*** Opening TEXT SEGMENT ***

Superfund clean up sites and brownfields are nasty business when it comes to what to do with them. They are typically loaded down with toxic chemicals and other unsavory materials and cost lots and lots of money to clean up. There’s also the question of what to do with the land after it is cleaned up. One possibility? Renewable energy developments. That is at least the idea anyhow behind a study being done jointly by the U.S. Environmental Protection Agency (EPA) and the U.S. Department of Energy’s National Renewable Energy Laboratory (NREL). It is part of the RE-Powering America’s Land initiative.
This study, pairing the “EPA’s expertise on contaminated sites with the renewable energy expertise of NREL,” is looking at a dozen contaminated sites nationwide for the potential development of wind, solar, or small hydro projects. These sites, located in California, Florida, Kansas, Massachusetts, Michigan, Minnesota, Pennsylvania, Puerto Rico, Rhode Island, West Virginia, and Wisconsin, are already cleaned up, or are in various stages of assessment or cleanup.
Projects at these sites “will be designed to accommodate” conditions as they currently exist. The focuses of study at each of these locations “will include determining the best renewable energy technology for the site, the optimal location for placement of the renewable energy technology on the site, potential energy generating capacity, the return on the investment, and the economic feasibility of the renewable energy projects.”

*** Closing TEXT SEGMENT ***
*** Opening DATA SECTION ***

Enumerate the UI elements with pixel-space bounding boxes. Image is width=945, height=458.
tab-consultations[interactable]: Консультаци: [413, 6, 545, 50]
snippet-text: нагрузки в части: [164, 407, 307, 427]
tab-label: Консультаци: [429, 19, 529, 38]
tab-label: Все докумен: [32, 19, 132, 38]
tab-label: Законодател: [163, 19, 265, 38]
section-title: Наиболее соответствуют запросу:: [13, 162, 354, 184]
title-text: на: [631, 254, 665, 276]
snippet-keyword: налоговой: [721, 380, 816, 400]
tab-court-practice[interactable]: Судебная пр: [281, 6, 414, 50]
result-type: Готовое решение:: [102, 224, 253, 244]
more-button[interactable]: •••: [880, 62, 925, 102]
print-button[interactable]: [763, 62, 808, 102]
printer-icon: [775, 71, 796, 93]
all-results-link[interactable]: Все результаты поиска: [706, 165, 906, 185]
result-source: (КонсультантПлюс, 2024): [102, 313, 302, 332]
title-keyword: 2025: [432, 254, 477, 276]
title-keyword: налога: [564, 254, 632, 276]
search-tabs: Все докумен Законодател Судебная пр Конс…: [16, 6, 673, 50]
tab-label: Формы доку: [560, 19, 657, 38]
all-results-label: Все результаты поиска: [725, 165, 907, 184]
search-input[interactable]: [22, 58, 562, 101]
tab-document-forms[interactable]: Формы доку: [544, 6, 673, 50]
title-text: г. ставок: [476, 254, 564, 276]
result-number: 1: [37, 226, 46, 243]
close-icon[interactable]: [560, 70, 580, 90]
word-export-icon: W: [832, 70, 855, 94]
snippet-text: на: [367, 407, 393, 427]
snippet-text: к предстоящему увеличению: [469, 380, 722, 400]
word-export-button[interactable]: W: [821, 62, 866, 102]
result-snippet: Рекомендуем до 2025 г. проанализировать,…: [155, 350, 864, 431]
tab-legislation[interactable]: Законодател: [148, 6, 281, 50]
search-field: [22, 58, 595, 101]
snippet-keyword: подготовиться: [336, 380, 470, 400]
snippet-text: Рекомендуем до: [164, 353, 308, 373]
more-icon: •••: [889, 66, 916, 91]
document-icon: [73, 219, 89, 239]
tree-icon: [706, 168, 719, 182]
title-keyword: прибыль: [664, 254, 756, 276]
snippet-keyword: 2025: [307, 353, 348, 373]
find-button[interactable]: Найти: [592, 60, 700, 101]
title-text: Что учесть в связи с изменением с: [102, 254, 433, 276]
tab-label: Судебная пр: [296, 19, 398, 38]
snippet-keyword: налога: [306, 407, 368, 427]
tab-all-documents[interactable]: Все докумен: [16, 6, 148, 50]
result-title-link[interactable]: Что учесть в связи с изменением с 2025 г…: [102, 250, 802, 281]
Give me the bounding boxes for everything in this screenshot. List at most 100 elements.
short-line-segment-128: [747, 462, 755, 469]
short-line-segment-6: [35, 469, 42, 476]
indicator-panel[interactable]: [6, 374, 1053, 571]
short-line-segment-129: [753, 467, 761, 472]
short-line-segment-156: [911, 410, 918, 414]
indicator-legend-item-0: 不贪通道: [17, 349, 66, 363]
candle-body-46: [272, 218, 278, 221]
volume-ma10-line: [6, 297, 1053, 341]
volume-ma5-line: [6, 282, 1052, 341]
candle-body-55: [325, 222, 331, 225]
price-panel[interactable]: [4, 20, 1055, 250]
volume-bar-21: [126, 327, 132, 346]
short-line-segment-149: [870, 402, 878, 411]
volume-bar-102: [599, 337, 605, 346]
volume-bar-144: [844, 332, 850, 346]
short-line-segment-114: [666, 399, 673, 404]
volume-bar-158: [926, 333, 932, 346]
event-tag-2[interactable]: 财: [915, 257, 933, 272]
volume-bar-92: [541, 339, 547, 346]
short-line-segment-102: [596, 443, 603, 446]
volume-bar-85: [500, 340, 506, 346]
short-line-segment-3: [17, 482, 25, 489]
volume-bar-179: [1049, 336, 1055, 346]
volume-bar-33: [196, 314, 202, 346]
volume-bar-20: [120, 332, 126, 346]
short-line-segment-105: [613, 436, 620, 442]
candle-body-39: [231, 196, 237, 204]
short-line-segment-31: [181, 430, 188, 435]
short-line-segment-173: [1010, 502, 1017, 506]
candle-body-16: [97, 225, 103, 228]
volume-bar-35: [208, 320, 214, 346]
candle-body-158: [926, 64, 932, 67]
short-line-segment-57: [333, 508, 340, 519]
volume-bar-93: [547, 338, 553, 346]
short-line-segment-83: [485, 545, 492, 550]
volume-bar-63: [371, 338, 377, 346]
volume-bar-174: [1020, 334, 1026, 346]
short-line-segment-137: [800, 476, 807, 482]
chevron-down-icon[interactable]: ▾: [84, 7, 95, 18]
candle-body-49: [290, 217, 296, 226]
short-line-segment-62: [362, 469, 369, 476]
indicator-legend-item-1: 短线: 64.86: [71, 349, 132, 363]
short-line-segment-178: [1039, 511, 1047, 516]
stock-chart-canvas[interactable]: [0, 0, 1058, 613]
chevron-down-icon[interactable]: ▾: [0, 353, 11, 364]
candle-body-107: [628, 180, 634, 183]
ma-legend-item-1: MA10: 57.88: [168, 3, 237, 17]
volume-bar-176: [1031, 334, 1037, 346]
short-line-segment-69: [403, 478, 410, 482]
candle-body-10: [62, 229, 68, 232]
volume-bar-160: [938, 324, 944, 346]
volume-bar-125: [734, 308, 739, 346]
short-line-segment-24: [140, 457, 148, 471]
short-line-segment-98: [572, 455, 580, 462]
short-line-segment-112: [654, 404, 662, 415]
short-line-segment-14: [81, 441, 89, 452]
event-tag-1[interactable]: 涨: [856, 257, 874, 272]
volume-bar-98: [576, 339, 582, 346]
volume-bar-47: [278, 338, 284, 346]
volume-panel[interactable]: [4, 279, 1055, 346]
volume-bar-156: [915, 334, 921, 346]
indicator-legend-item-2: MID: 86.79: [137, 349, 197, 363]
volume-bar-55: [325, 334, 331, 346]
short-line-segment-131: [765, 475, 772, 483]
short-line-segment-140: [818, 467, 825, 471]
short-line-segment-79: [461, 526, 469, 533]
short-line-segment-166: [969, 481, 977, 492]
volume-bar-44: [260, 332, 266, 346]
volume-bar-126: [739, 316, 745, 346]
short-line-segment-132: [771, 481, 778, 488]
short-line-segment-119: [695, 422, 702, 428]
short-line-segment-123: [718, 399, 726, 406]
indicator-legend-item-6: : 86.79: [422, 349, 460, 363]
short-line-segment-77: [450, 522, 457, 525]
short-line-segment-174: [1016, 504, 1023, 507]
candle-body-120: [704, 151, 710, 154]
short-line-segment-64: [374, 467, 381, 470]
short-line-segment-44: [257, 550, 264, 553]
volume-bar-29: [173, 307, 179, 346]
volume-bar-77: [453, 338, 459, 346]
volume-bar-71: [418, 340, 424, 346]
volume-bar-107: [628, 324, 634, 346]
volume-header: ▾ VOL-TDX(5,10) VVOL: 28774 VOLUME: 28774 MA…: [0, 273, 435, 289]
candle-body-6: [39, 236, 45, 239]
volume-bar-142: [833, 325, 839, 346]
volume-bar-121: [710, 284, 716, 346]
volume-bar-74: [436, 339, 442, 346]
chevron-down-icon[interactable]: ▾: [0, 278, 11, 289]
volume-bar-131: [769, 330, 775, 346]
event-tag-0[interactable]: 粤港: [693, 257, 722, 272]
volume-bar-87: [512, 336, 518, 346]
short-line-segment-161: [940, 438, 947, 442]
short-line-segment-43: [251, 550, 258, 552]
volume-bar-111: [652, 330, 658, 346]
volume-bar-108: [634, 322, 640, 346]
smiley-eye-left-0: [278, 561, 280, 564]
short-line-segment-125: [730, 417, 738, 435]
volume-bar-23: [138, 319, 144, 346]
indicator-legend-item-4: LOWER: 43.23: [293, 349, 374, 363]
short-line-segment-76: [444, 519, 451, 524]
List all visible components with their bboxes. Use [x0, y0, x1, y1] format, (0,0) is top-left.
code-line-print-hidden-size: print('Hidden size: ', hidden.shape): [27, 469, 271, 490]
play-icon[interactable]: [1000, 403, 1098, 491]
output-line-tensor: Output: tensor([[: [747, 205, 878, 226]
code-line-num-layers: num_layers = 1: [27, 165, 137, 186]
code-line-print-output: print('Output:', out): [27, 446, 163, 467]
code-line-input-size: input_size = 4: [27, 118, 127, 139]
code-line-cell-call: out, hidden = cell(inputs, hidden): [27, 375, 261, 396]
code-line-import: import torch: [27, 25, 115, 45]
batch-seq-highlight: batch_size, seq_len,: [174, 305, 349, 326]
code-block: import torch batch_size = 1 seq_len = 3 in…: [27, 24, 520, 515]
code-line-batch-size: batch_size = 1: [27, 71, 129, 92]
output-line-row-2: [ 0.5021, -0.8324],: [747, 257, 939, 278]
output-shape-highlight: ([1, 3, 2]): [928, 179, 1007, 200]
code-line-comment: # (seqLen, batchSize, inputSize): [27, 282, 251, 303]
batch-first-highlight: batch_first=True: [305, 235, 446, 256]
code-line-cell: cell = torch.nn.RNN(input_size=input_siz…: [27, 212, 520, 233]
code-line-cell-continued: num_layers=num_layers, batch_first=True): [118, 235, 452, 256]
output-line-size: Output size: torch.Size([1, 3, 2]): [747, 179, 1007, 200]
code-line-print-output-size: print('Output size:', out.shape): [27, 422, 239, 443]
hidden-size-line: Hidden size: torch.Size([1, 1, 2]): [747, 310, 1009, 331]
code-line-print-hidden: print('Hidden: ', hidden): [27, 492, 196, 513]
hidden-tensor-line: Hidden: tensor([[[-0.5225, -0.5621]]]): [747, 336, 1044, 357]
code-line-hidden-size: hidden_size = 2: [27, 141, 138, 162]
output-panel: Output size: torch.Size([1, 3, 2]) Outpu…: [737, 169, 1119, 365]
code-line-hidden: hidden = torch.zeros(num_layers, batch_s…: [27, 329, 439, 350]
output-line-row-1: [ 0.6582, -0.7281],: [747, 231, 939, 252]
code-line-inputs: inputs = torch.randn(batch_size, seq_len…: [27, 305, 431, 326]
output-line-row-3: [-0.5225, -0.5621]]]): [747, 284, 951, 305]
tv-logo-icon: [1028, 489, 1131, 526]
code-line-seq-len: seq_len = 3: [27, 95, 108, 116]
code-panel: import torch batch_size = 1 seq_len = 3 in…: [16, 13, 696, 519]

*** Closing DATA SECTION ***

[INSTRUCTIONS]
**A.** In the article on renewable energy at contaminated sites, how many contaminated sites is the EPA and NREL study examining?
**B.** Retype the passage of the article on renewable energy at contaminated sites that begins at the words "Superfund clean up" and stops after the words "America’s Land initiative.".
The records are from a different source than the article.

[ANSWERS TO THIS EXERCISE]
**A.** A dozen sites nationwide.

**B.**
Superfund clean up sites and brownfields are nasty business when it comes to what to do with them. They are typically loaded down with toxic chemicals and other unsavory materials and cost lots and lots of money to clean up. There’s also the question of what to do with the land after it is cleaned up. One possibility? Renewable energy developments. That is at least the idea anyhow behind a study being done jointly by the U.S. Environmental Protection Agency (EPA) and the U.S. Department of Energy’s National Renewable Energy Laboratory (NREL). It is part of the RE-Powering America’s Land initiative.